**SHORT EXERCISE**
Find the line that contains "What's the underlying". Repeat that line and all lines following it, exactly, through the end of the listing below.

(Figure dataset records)
-- start --

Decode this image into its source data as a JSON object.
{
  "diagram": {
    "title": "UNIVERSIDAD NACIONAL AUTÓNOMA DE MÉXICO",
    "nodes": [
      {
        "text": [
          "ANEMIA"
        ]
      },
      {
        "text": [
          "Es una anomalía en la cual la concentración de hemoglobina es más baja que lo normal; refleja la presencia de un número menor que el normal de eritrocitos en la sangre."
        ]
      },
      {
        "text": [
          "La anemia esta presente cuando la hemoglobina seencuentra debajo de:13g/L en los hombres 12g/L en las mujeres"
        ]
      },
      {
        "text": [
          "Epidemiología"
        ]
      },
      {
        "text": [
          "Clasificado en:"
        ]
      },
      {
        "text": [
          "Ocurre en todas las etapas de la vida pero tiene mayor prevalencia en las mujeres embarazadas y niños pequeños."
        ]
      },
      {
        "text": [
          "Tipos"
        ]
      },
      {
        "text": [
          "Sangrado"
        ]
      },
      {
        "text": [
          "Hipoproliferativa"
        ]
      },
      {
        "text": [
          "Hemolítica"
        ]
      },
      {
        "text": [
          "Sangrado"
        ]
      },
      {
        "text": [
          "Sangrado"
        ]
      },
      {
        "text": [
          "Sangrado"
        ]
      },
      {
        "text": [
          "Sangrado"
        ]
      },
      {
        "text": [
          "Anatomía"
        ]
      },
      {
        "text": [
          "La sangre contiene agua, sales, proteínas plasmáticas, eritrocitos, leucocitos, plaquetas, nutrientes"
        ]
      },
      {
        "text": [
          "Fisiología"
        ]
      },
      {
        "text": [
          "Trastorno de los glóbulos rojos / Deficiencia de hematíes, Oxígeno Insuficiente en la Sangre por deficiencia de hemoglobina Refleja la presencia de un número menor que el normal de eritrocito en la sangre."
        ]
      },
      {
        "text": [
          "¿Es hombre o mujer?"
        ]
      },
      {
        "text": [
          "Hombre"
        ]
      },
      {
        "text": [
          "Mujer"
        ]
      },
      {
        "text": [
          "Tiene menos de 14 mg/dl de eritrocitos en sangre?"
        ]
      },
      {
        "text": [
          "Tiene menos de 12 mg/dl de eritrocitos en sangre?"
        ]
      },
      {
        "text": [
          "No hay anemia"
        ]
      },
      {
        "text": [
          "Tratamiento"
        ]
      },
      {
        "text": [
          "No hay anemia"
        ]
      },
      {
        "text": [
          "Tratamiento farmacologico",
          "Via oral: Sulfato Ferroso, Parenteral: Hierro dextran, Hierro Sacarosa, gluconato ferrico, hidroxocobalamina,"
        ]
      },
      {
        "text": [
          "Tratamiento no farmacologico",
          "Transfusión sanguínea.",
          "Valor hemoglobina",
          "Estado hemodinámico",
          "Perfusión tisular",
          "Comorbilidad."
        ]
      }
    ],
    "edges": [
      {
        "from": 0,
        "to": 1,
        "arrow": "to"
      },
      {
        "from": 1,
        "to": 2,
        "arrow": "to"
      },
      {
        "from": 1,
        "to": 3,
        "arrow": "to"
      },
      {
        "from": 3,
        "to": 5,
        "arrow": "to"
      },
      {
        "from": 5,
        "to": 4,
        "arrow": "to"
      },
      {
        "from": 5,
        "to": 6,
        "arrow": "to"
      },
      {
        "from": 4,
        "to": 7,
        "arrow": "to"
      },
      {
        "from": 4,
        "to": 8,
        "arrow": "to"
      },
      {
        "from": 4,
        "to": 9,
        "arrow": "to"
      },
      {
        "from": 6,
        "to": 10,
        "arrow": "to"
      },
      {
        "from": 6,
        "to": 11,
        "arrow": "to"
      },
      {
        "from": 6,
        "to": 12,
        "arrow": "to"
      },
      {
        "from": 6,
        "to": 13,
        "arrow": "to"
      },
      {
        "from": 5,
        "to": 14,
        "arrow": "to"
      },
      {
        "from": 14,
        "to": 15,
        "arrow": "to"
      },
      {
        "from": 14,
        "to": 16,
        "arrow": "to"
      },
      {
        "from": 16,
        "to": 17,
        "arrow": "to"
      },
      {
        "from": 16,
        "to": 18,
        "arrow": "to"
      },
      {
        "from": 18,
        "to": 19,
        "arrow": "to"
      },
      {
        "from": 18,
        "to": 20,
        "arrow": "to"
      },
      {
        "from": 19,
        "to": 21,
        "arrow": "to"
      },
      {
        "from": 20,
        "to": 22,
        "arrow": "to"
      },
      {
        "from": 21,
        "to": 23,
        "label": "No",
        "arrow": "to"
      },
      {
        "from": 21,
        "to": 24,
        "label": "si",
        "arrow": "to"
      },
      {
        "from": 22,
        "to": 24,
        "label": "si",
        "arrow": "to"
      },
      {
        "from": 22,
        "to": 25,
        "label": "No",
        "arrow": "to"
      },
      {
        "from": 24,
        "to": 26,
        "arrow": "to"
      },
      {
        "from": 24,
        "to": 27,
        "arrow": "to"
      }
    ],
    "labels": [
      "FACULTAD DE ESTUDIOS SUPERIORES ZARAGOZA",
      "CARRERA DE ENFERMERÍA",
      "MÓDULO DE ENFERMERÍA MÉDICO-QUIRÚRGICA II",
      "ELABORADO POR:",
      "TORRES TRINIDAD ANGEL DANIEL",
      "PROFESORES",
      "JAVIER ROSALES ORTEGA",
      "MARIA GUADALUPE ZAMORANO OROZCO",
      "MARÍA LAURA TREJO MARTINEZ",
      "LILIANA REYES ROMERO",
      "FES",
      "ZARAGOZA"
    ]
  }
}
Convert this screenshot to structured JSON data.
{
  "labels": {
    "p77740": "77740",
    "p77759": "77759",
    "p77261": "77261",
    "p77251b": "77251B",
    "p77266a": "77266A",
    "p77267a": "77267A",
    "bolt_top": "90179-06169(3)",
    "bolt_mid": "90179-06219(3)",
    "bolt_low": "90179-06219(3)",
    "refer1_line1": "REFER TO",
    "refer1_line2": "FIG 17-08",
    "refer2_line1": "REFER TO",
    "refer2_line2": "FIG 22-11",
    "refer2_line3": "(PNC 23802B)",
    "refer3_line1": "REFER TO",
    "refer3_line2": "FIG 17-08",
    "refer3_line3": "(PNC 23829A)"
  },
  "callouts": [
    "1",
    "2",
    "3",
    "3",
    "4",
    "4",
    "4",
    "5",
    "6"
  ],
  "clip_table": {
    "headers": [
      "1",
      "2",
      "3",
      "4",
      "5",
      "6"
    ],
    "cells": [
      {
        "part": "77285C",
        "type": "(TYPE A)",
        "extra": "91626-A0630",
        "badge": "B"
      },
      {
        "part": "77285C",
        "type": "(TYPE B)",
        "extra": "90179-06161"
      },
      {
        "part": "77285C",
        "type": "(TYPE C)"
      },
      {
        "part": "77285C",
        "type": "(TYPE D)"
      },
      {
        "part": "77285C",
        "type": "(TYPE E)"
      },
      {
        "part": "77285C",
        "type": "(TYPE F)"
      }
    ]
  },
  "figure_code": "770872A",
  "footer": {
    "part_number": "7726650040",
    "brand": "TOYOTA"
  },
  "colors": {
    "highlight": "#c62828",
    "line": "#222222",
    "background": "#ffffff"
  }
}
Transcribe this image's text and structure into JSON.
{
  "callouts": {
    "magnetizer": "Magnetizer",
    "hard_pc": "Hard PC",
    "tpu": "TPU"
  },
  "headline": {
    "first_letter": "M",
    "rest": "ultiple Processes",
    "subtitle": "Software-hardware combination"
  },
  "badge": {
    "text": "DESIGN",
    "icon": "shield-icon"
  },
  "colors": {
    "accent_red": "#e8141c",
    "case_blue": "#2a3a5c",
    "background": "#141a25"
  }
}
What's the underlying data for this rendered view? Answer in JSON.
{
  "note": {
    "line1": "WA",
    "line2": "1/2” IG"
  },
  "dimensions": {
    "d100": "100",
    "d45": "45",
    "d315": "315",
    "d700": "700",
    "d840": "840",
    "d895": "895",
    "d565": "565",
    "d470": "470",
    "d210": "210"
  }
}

-- end --

**WORKED SOLUTION**
What's the underlying data for this rendered view? Answer in JSON.
{
  "note": {
    "line1": "WA",
    "line2": "1/2” IG"
  },
  "dimensions": {
    "d100": "100",
    "d45": "45",
    "d315": "315",
    "d700": "700",
    "d840": "840",
    "d895": "895",
    "d565": "565",
    "d470": "470",
    "d210": "210"
  }
}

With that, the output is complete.